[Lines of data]
— Begin —

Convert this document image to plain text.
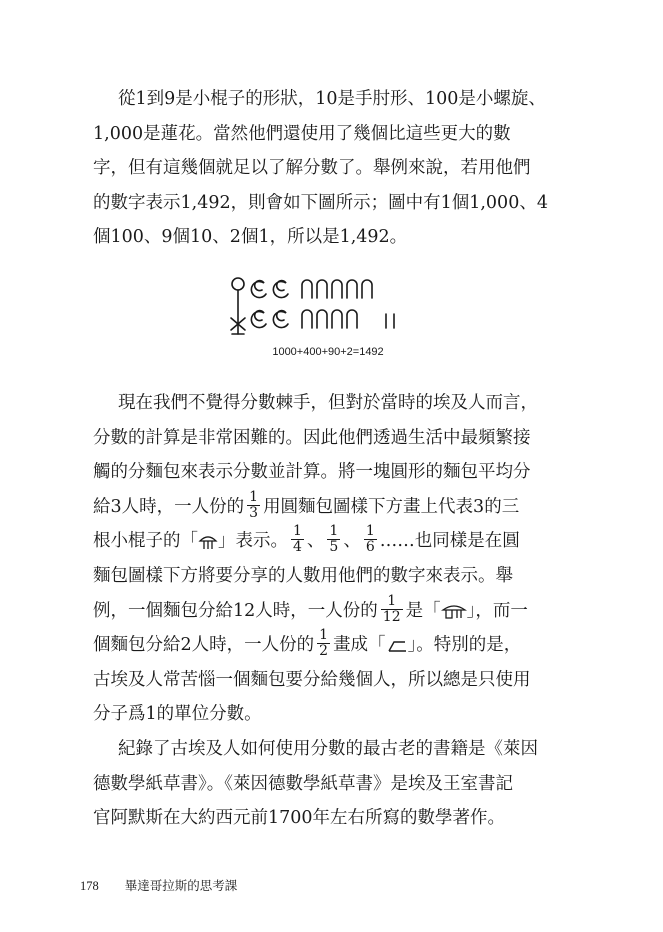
從1到9是小棍子的形狀，10是手肘形、100是小螺旋、
1,000是蓮花。當然他們還使用了幾個比這些更大的數
字，但有這幾個就足以了解分數了。舉例來說，若用他們
的數字表示1,492，則會如下圖所示；圖中有1個1,000、4
個100、9個10、2個1，所以是1,492。
1000+400+90+2=1492
現在我們不覺得分數棘手，但對於當時的埃及人而言，
分數的計算是非常困難的。因此他們透過生活中最頻繁接
觸的分麵包來表示分數並計算。將一塊圓形的麵包平均分
給3人時，一人份的 $\frac{1}{3}$ 用圓麵包圖樣下方畫上代表3的三
根小棍子的「 」表示。 $\frac{1}{4}$ 、 $\frac{1}{5}$ 、 $\frac{1}{6}$ ……也同樣是在圓
麵包圖樣下方將要分享的人數用他們的數字來表示。舉
例，一個麵包分給12人時，一人份的 $\frac{1}{12}$ 是「 」，而一
個麵包分給2人時，一人份的 $\frac{1}{2}$ 畫成「 」。特別的是，
古埃及人常苦惱一個麵包要分給幾個人，所以總是只使用
分子爲1的單位分數。
紀錄了古埃及人如何使用分數的最古老的書籍是《萊因
德數學紙草書》。《萊因德數學紙草書》是埃及王室書記
官阿默斯在大約西元前1700年左右所寫的數學著作。
178 畢達哥拉斯的思考課
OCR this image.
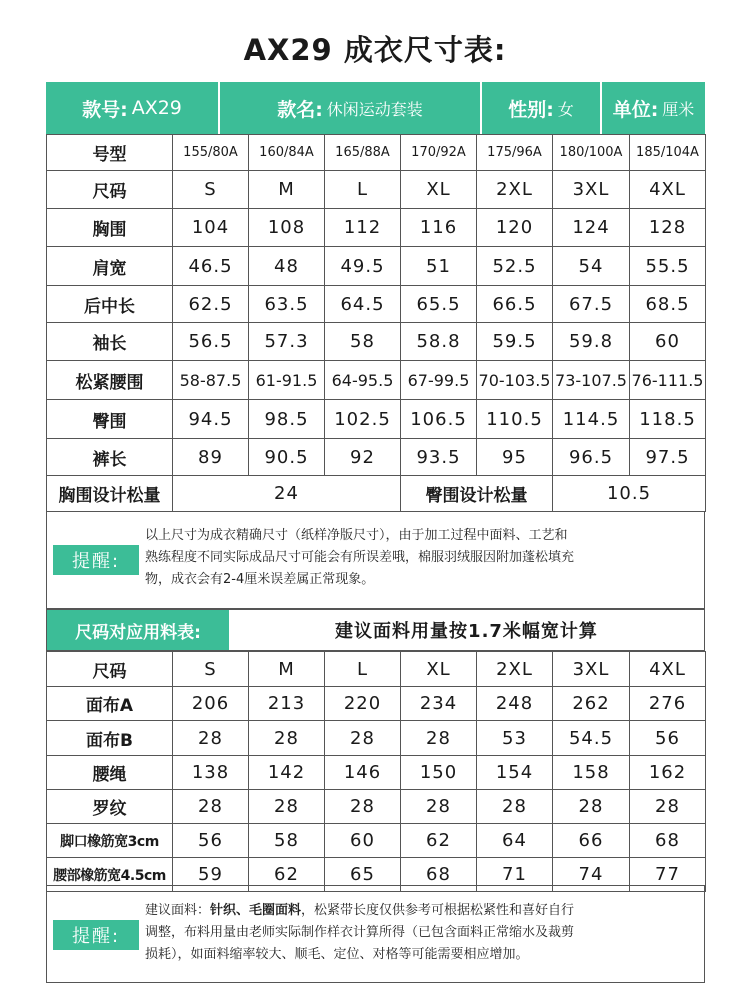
AX29 成衣尺寸表:
款号: AX29	款名: 休闲运动套装	性别: 女 单位: 厘米
号型	155/80A	160/84A	165/88A	170/92A	175/96A	180/100A	185/104A
尺码	S	M	L	XL	2XL	3XL	4XL
胸围	104	108	112	116	120	124	128
肩宽	46.5	48	49.5	51	52.5	54	55.5
后中长	62.5	63.5	64.5	65.5	66.5	67.5	68.5
袖长	56.5	57.3	58	58.8	59.5	59.8	60
松紧腰围	58-87.5	61-91.5	64-95.5	67-99.5	70-103.5	73-107.5	76-111.5
臀围	94.5	98.5	102.5	106.5	110.5	114.5	118.5
裤长	89	90.5	92	93.5	95	96.5	97.5
胸围设计松量	24			臀围设计松量		10.5	
提醒:
以上尺寸为成衣精确尺寸（纸样净版尺寸），由于加工过程中面料、工艺和
熟练程度不同实际成品尺寸可能会有所误差哦，棉服羽绒服因附加蓬松填充
物，成衣会有2-4厘米误差属正常现象。
尺码对应用料表:	建议面料用量按1.7米幅宽计算
尺码	S	M	L	XL	2XL	3XL	4XL
面布A	206	213	220	234	248	262	276
面布B	28	28	28	28	53	54.5	56
腰绳	138	142	146	150	154	158	162
罗纹	28	28	28	28	28	28	28
脚口橡筋宽3cm	56	58	60	62	64	66	68
腰部橡筋宽4.5cm	59	62	65	68	71	74	77
提醒:
建议面料：针织、毛圈面料，松紧带长度仅供参考可根据松紧性和喜好自行
调整，布料用量由老师实际制作样衣计算所得（已包含面料正常缩水及裁剪
损耗），如面料缩率较大、顺毛、定位、对格等可能需要相应增加。
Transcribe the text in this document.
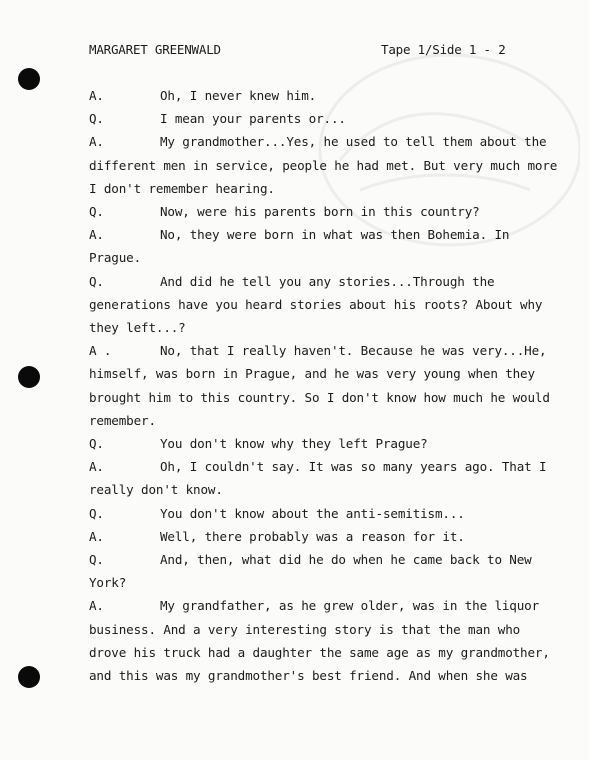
MARGARET GREENWALD	Tape 1/Side 1 - 2

A.	Oh, I never knew him.

Q.	I mean your parents or...

A.	My grandmother...Yes, he used to tell them about the different men in service, people he had met. But very much more I don't remember hearing.

Q.	Now, were his parents born in this country?

A.	No, they were born in what was then Bohemia. In Prague.

Q.	And did he tell you any stories...Through the generations have you heard stories about his roots? About why they left...?

A .	No, that I really haven't. Because he was very...He, himself, was born in Prague, and he was very young when they brought him to this country. So I don't know how much he would remember.

Q.	You don't know why they left Prague?

A.	Oh, I couldn't say. It was so many years ago. That I really don't know.

Q.	You don't know about the anti-semitism...

A.	Well, there probably was a reason for it.

Q.	And, then, what did he do when he came back to New York?

A.	My grandfather, as he grew older, was in the liquor business. And a very interesting story is that the man who drove his truck had a daughter the same age as my grandmother, and this was my grandmother's best friend. And when she was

— End —

REQUIRED WORK: From the data, list each line in which the string "very" appears.

RESPONSE TO THIS EXERCISE:
A.	My grandmother...Yes, he used to tell them about the different men in service, people he had met. But very much more I don't remember hearing.
A .	No, that I really haven't. Because he was very...He, himself, was born in Prague, and he was very young when they brought him to this country. So I don't know how much he would remember.
A.	My grandfather, as he grew older, was in the liquor business. And a very interesting story is that the man who drove his truck had a daughter the same age as my grandmother, and this was my grandmother's best friend. And when she was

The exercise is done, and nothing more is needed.